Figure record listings
________

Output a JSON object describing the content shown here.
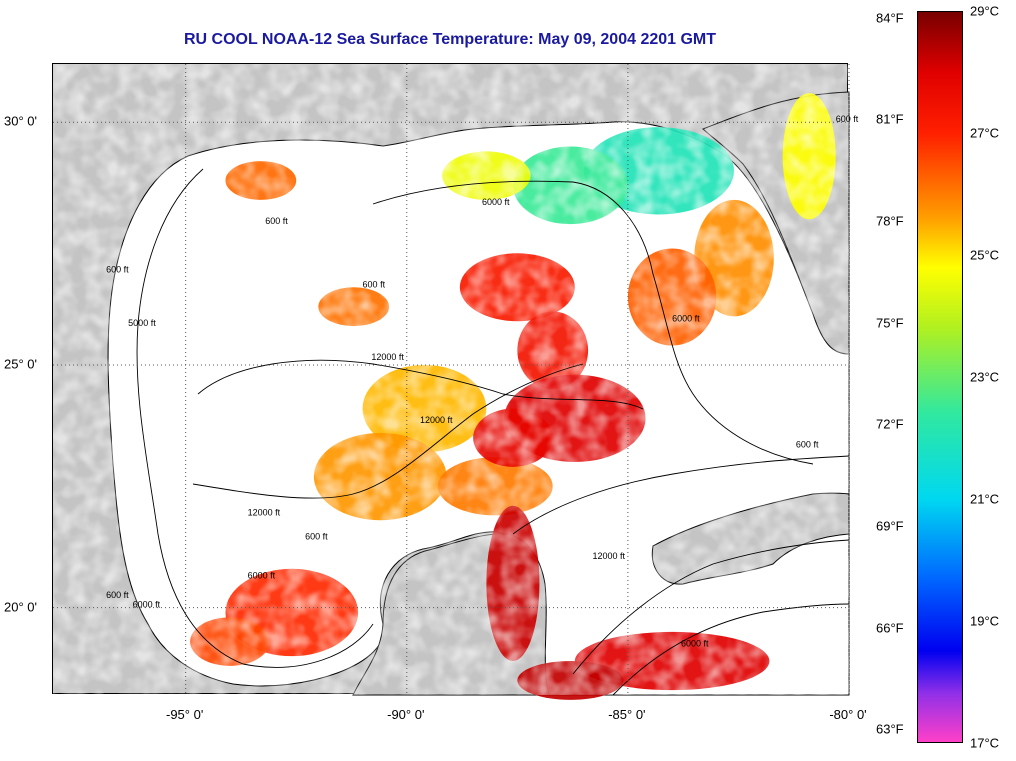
{
  "title": "RU COOL  NOAA-12  Sea Surface Temperature:  May 09, 2004 2201 GMT",
  "map": {
    "lon_range": [
      -98,
      -80
    ],
    "lat_range": [
      18.2,
      31.2
    ],
    "x_ticks": [
      {
        "lon": -95,
        "label": "-95° 0'"
      },
      {
        "lon": -90,
        "label": "-90° 0'"
      },
      {
        "lon": -85,
        "label": "-85° 0'"
      },
      {
        "lon": -80,
        "label": "-80° 0'"
      }
    ],
    "y_ticks": [
      {
        "lat": 30,
        "label": "30° 0'"
      },
      {
        "lat": 25,
        "label": "25° 0'"
      },
      {
        "lat": 20,
        "label": "20° 0'"
      }
    ],
    "grid": "dotted",
    "land_color": "#c4c4c4",
    "cloud_color": "#ffffff",
    "contour_labels": [
      {
        "text": "600 ft",
        "lon": -93.2,
        "lat": 27.9
      },
      {
        "text": "600 ft",
        "lon": -96.8,
        "lat": 26.9
      },
      {
        "text": "5000 ft",
        "lon": -96.3,
        "lat": 25.8
      },
      {
        "text": "6000 ft",
        "lon": -88.3,
        "lat": 28.3
      },
      {
        "text": "6000 ft",
        "lon": -84.0,
        "lat": 25.9
      },
      {
        "text": "600 ft",
        "lon": -91.0,
        "lat": 26.6
      },
      {
        "text": "12000 ft",
        "lon": -90.8,
        "lat": 25.1
      },
      {
        "text": "12000 ft",
        "lon": -89.7,
        "lat": 23.8
      },
      {
        "text": "12000 ft",
        "lon": -93.6,
        "lat": 21.9
      },
      {
        "text": "600 ft",
        "lon": -92.3,
        "lat": 21.4
      },
      {
        "text": "6000 ft",
        "lon": -93.6,
        "lat": 20.6
      },
      {
        "text": "600 ft",
        "lon": -96.8,
        "lat": 20.2
      },
      {
        "text": "6000 ft",
        "lon": -96.2,
        "lat": 20.0
      },
      {
        "text": "600 ft",
        "lon": -81.2,
        "lat": 23.3
      },
      {
        "text": "12000 ft",
        "lon": -85.8,
        "lat": 21.0
      },
      {
        "text": "6000 ft",
        "lon": -83.8,
        "lat": 19.2
      },
      {
        "text": "600 ft",
        "lon": -80.3,
        "lat": 30.0
      }
    ],
    "sst_patches": [
      {
        "lon": -84.3,
        "lat": 29.0,
        "rx": 1.7,
        "ry": 0.9,
        "temp_c": 22.0
      },
      {
        "lon": -86.3,
        "lat": 28.7,
        "rx": 1.3,
        "ry": 0.8,
        "temp_c": 22.5
      },
      {
        "lon": -88.2,
        "lat": 28.9,
        "rx": 1.0,
        "ry": 0.5,
        "temp_c": 24.6
      },
      {
        "lon": -82.6,
        "lat": 27.2,
        "rx": 0.9,
        "ry": 1.2,
        "temp_c": 25.8
      },
      {
        "lon": -84.0,
        "lat": 26.4,
        "rx": 1.0,
        "ry": 1.0,
        "temp_c": 26.3
      },
      {
        "lon": -80.9,
        "lat": 29.3,
        "rx": 0.6,
        "ry": 1.3,
        "temp_c": 24.8
      },
      {
        "lon": -87.5,
        "lat": 26.6,
        "rx": 1.3,
        "ry": 0.7,
        "temp_c": 27.2
      },
      {
        "lon": -86.7,
        "lat": 25.3,
        "rx": 0.8,
        "ry": 0.8,
        "temp_c": 27.4
      },
      {
        "lon": -89.6,
        "lat": 24.1,
        "rx": 1.4,
        "ry": 0.9,
        "temp_c": 25.4
      },
      {
        "lon": -90.6,
        "lat": 22.7,
        "rx": 1.5,
        "ry": 0.9,
        "temp_c": 25.7
      },
      {
        "lon": -88.0,
        "lat": 22.5,
        "rx": 1.3,
        "ry": 0.6,
        "temp_c": 26.0
      },
      {
        "lon": -86.2,
        "lat": 23.9,
        "rx": 1.6,
        "ry": 0.9,
        "temp_c": 28.0
      },
      {
        "lon": -87.6,
        "lat": 23.5,
        "rx": 0.9,
        "ry": 0.6,
        "temp_c": 27.8
      },
      {
        "lon": -92.6,
        "lat": 19.9,
        "rx": 1.5,
        "ry": 0.9,
        "temp_c": 26.9
      },
      {
        "lon": -94.0,
        "lat": 19.3,
        "rx": 0.9,
        "ry": 0.5,
        "temp_c": 26.6
      },
      {
        "lon": -91.2,
        "lat": 26.2,
        "rx": 0.8,
        "ry": 0.4,
        "temp_c": 26.1
      },
      {
        "lon": -93.3,
        "lat": 28.8,
        "rx": 0.8,
        "ry": 0.4,
        "temp_c": 26.2
      },
      {
        "lon": -87.6,
        "lat": 20.5,
        "rx": 0.6,
        "ry": 1.6,
        "temp_c": 28.2
      },
      {
        "lon": -84.0,
        "lat": 18.9,
        "rx": 2.2,
        "ry": 0.6,
        "temp_c": 28.0
      },
      {
        "lon": -86.3,
        "lat": 18.5,
        "rx": 1.2,
        "ry": 0.4,
        "temp_c": 28.3
      }
    ]
  },
  "colorbar": {
    "min_c": 17,
    "max_c": 29,
    "stops": [
      {
        "c": 17.0,
        "color": "#ff40c8"
      },
      {
        "c": 17.8,
        "color": "#9030e8"
      },
      {
        "c": 18.5,
        "color": "#0000f0"
      },
      {
        "c": 19.7,
        "color": "#0068ff"
      },
      {
        "c": 21.0,
        "color": "#00d8f0"
      },
      {
        "c": 22.4,
        "color": "#30e8a0"
      },
      {
        "c": 23.8,
        "color": "#b0f020"
      },
      {
        "c": 24.8,
        "color": "#ffff00"
      },
      {
        "c": 25.6,
        "color": "#ffa000"
      },
      {
        "c": 27.0,
        "color": "#ff2000"
      },
      {
        "c": 28.0,
        "color": "#e00000"
      },
      {
        "c": 29.0,
        "color": "#780000"
      }
    ],
    "celsius_labels": [
      "29°C",
      "27°C",
      "25°C",
      "23°C",
      "21°C",
      "19°C",
      "17°C"
    ],
    "celsius_values": [
      29,
      27,
      25,
      23,
      21,
      19,
      17
    ],
    "fahrenheit_labels": [
      "84°F",
      "81°F",
      "78°F",
      "75°F",
      "72°F",
      "69°F",
      "66°F",
      "63°F"
    ],
    "fahrenheit_values": [
      84,
      81,
      78,
      75,
      72,
      69,
      66,
      63
    ]
  }
}
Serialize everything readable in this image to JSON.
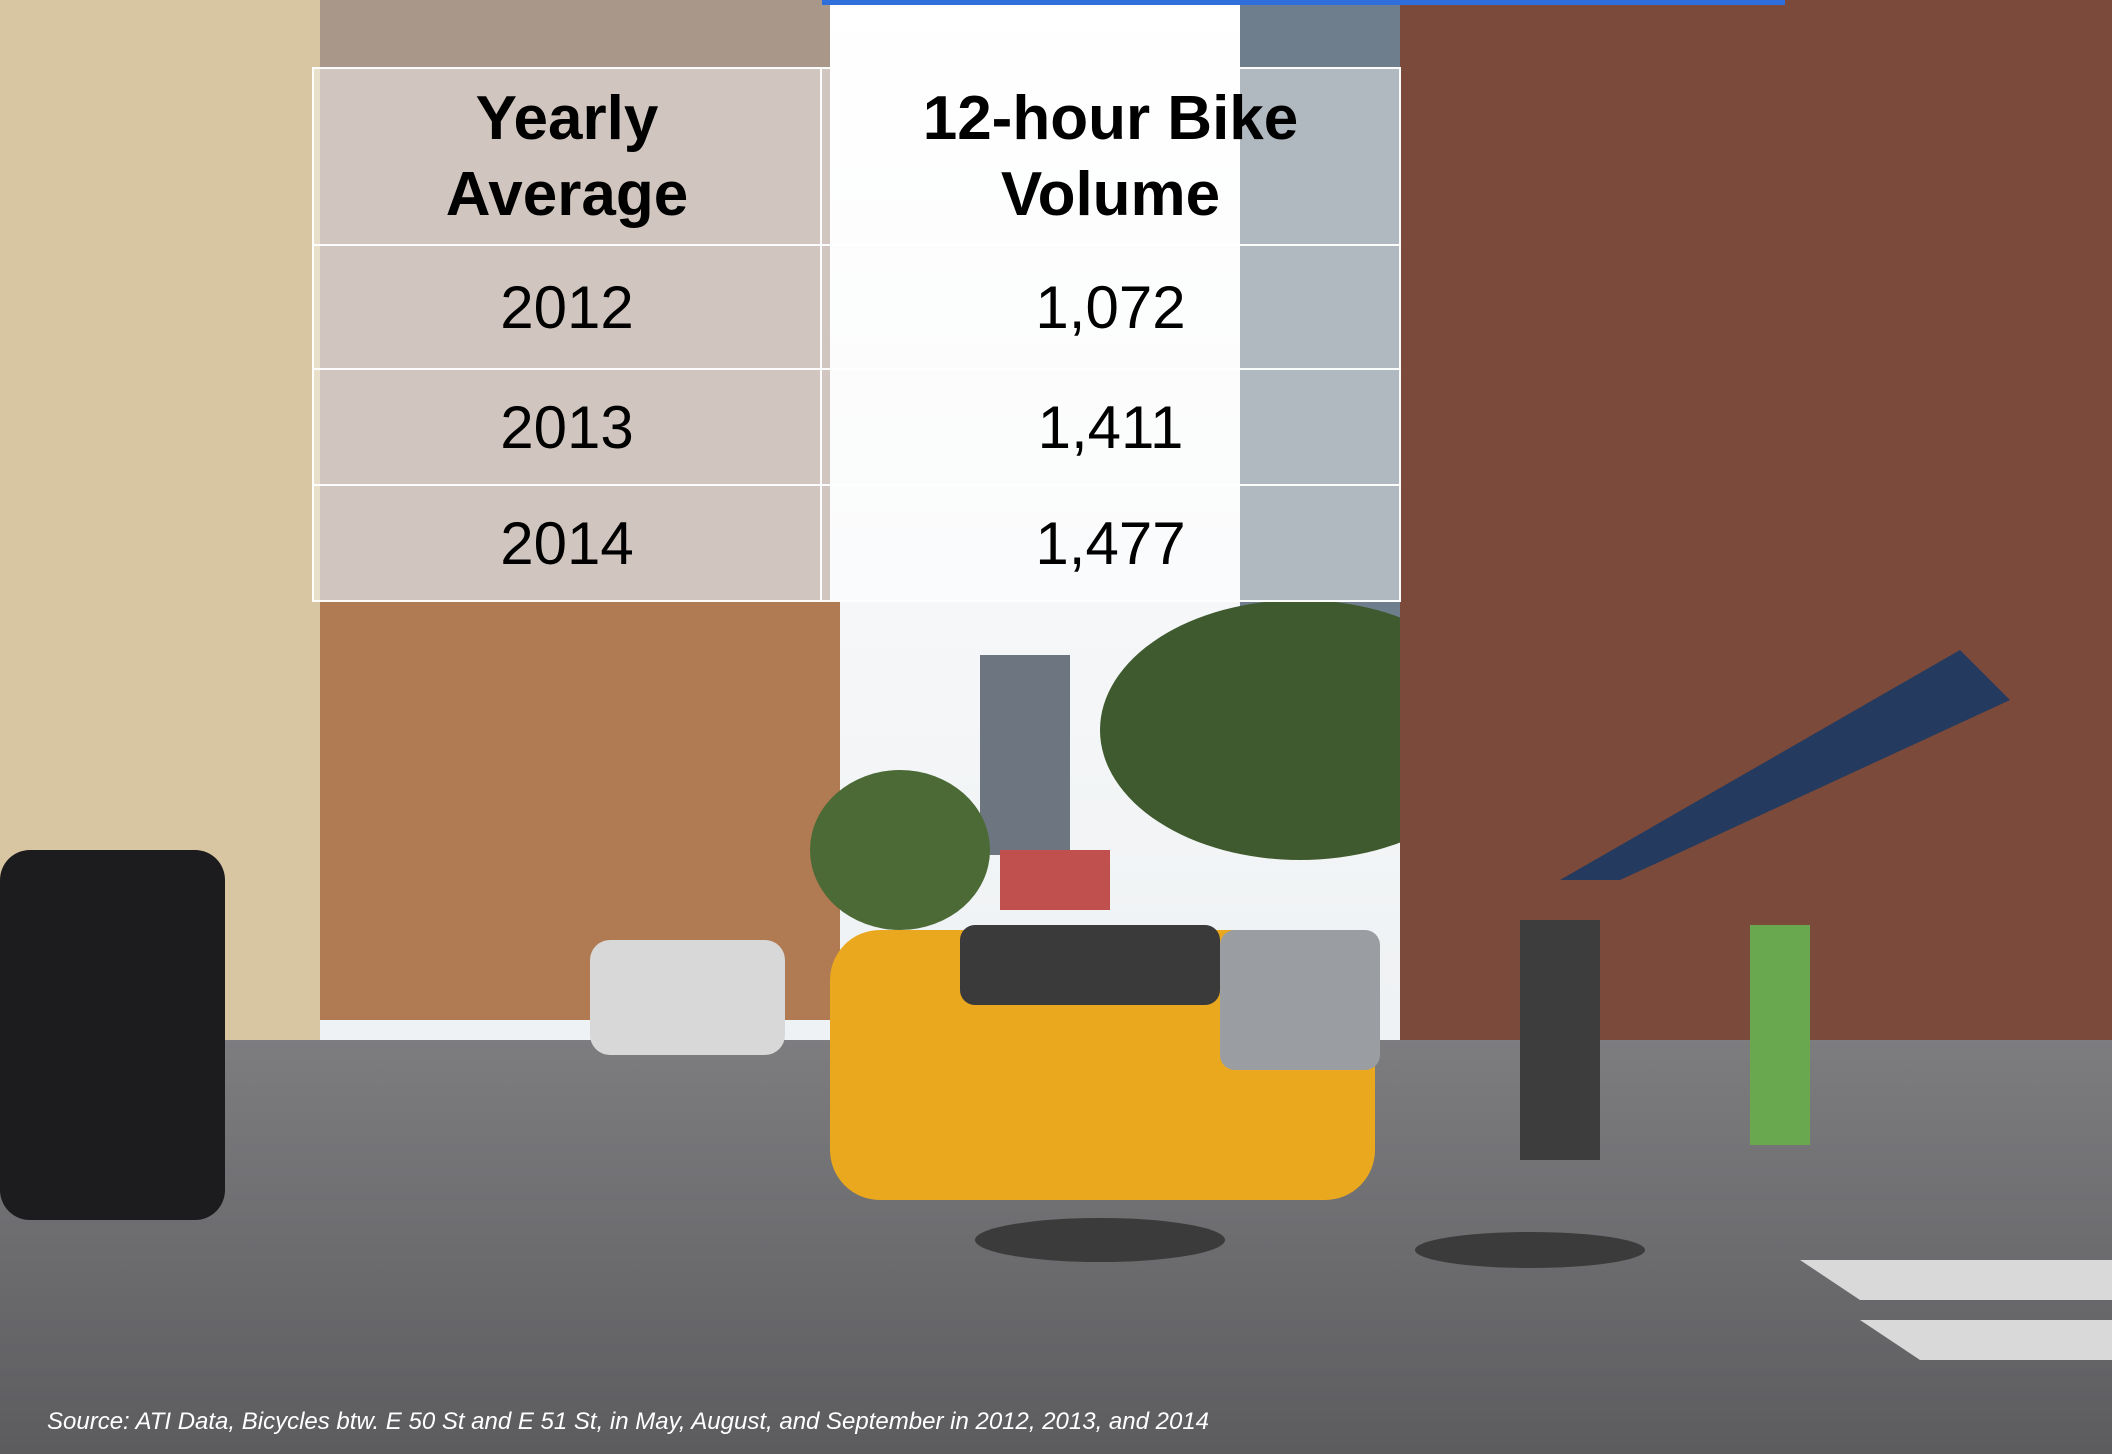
{
  "table": {
    "header": [
      "Yearly Average",
      "12-hour Bike Volume"
    ],
    "rows": [
      [
        "2012",
        "1,072"
      ],
      [
        "2013",
        "1,411"
      ],
      [
        "2014",
        "1,477"
      ]
    ]
  },
  "source": "Source: ATI Data, Bicycles  btw. E 50 St and E 51 St, in May, August, and September in 2012, 2013, and 2014"
}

________

WRITTEN PROBLEM - Without the pictures, reproduce every line of the records above exactly.

RESULT FOR THIS TASK -
Output a JSON object describing the content shown here.
{
  "title": "RU COOL  NOAA-12  Sea Surface Temperature:  May 09, 2004 2201 GMT",
  "map": {
    "lon_range": [
      -98,
      -80
    ],
    "lat_range": [
      18.2,
      31.2
    ],
    "x_ticks": [
      {
        "lon": -95,
        "label": "-95° 0'"
      },
      {
        "lon": -90,
        "label": "-90° 0'"
      },
      {
        "lon": -85,
        "label": "-85° 0'"
      },
      {
        "lon": -80,
        "label": "-80° 0'"
      }
    ],
    "y_ticks": [
      {
        "lat": 30,
        "label": "30° 0'"
      },
      {
        "lat": 25,
        "label": "25° 0'"
      },
      {
        "lat": 20,
        "label": "20° 0'"
      }
    ],
    "grid": "dotted",
    "land_color": "#c4c4c4",
    "cloud_color": "#ffffff",
    "contour_labels": [
      {
        "text": "600 ft",
        "lon": -93.2,
        "lat": 27.9
      },
      {
        "text": "600 ft",
        "lon": -96.8,
        "lat": 26.9
      },
      {
        "text": "5000 ft",
        "lon": -96.3,
        "lat": 25.8
      },
      {
        "text": "6000 ft",
        "lon": -88.3,
        "lat": 28.3
      },
      {
        "text": "6000 ft",
        "lon": -84.0,
        "lat": 25.9
      },
      {
        "text": "600 ft",
        "lon": -91.0,
        "lat": 26.6
      },
      {
        "text": "12000 ft",
        "lon": -90.8,
        "lat": 25.1
      },
      {
        "text": "12000 ft",
        "lon": -89.7,
        "lat": 23.8
      },
      {
        "text": "12000 ft",
        "lon": -93.6,
        "lat": 21.9
      },
      {
        "text": "600 ft",
        "lon": -92.3,
        "lat": 21.4
      },
      {
        "text": "6000 ft",
        "lon": -93.6,
        "lat": 20.6
      },
      {
        "text": "600 ft",
        "lon": -96.8,
        "lat": 20.2
      },
      {
        "text": "6000 ft",
        "lon": -96.2,
        "lat": 20.0
      },
      {
        "text": "600 ft",
        "lon": -81.2,
        "lat": 23.3
      },
      {
        "text": "12000 ft",
        "lon": -85.8,
        "lat": 21.0
      },
      {
        "text": "6000 ft",
        "lon": -83.8,
        "lat": 19.2
      },
      {
        "text": "600 ft",
        "lon": -80.3,
        "lat": 30.0
      }
    ],
    "sst_patches": [
      {
        "lon": -84.3,
        "lat": 29.0,
        "rx": 1.7,
        "ry": 0.9,
        "temp_c": 22.0
      },
      {
        "lon": -86.3,
        "lat": 28.7,
        "rx": 1.3,
        "ry": 0.8,
        "temp_c": 22.5
      },
      {
        "lon": -88.2,
        "lat": 28.9,
        "rx": 1.0,
        "ry": 0.5,
        "temp_c": 24.6
      },
      {
        "lon": -82.6,
        "lat": 27.2,
        "rx": 0.9,
        "ry": 1.2,
        "temp_c": 25.8
      },
      {
        "lon": -84.0,
        "lat": 26.4,
        "rx": 1.0,
        "ry": 1.0,
        "temp_c": 26.3
      },
      {
        "lon": -80.9,
        "lat": 29.3,
        "rx": 0.6,
        "ry": 1.3,
        "temp_c": 24.8
      },
      {
        "lon": -87.5,
        "lat": 26.6,
        "rx": 1.3,
        "ry": 0.7,
        "temp_c": 27.2
      },
      {
        "lon": -86.7,
        "lat": 25.3,
        "rx": 0.8,
        "ry": 0.8,
        "temp_c": 27.4
      },
      {
        "lon": -89.6,
        "lat": 24.1,
        "rx": 1.4,
        "ry": 0.9,
        "temp_c": 25.4
      },
      {
        "lon": -90.6,
        "lat": 22.7,
        "rx": 1.5,
        "ry": 0.9,
        "temp_c": 25.7
      },
      {
        "lon": -88.0,
        "lat": 22.5,
        "rx": 1.3,
        "ry": 0.6,
        "temp_c": 26.0
      },
      {
        "lon": -86.2,
        "lat": 23.9,
        "rx": 1.6,
        "ry": 0.9,
        "temp_c": 28.0
      },
      {
        "lon": -87.6,
        "lat": 23.5,
        "rx": 0.9,
        "ry": 0.6,
        "temp_c": 27.8
      },
      {
        "lon": -92.6,
        "lat": 19.9,
        "rx": 1.5,
        "ry": 0.9,
        "temp_c": 26.9
      },
      {
        "lon": -94.0,
        "lat": 19.3,
        "rx": 0.9,
        "ry": 0.5,
        "temp_c": 26.6
      },
      {
        "lon": -91.2,
        "lat": 26.2,
        "rx": 0.8,
        "ry": 0.4,
        "temp_c": 26.1
      },
      {
        "lon": -93.3,
        "lat": 28.8,
        "rx": 0.8,
        "ry": 0.4,
        "temp_c": 26.2
      },
      {
        "lon": -87.6,
        "lat": 20.5,
        "rx": 0.6,
        "ry": 1.6,
        "temp_c": 28.2
      },
      {
        "lon": -84.0,
        "lat": 18.9,
        "rx": 2.2,
        "ry": 0.6,
        "temp_c": 28.0
      },
      {
        "lon": -86.3,
        "lat": 18.5,
        "rx": 1.2,
        "ry": 0.4,
        "temp_c": 28.3
      }
    ]
  },
  "colorbar": {
    "min_c": 17,
    "max_c": 29,
    "stops": [
      {
        "c": 17.0,
        "color": "#ff40c8"
      },
      {
        "c": 17.8,
        "color": "#9030e8"
      },
      {
        "c": 18.5,
        "color": "#0000f0"
      },
      {
        "c": 19.7,
        "color": "#0068ff"
      },
      {
        "c": 21.0,
        "color": "#00d8f0"
      },
      {
        "c": 22.4,
        "color": "#30e8a0"
      },
      {
        "c": 23.8,
        "color": "#b0f020"
      },
      {
        "c": 24.8,
        "color": "#ffff00"
      },
      {
        "c": 25.6,
        "color": "#ffa000"
      },
      {
        "c": 27.0,
        "color": "#ff2000"
      },
      {
        "c": 28.0,
        "color": "#e00000"
      },
      {
        "c": 29.0,
        "color": "#780000"
      }
    ],
    "celsius_labels": [
      "29°C",
      "27°C",
      "25°C",
      "23°C",
      "21°C",
      "19°C",
      "17°C"
    ],
    "celsius_values": [
      29,
      27,
      25,
      23,
      21,
      19,
      17
    ],
    "fahrenheit_labels": [
      "84°F",
      "81°F",
      "78°F",
      "75°F",
      "72°F",
      "69°F",
      "66°F",
      "63°F"
    ],
    "fahrenheit_values": [
      84,
      81,
      78,
      75,
      72,
      69,
      66,
      63
    ]
  }
}
Serialize everything readable in this image to JSON.
{
  "table": {
    "header": [
      "Yearly Average",
      "12-hour Bike Volume"
    ],
    "rows": [
      [
        "2012",
        "1,072"
      ],
      [
        "2013",
        "1,411"
      ],
      [
        "2014",
        "1,477"
      ]
    ]
  },
  "source": "Source: ATI Data, Bicycles  btw. E 50 St and E 51 St, in May, August, and September in 2012, 2013, and 2014"
}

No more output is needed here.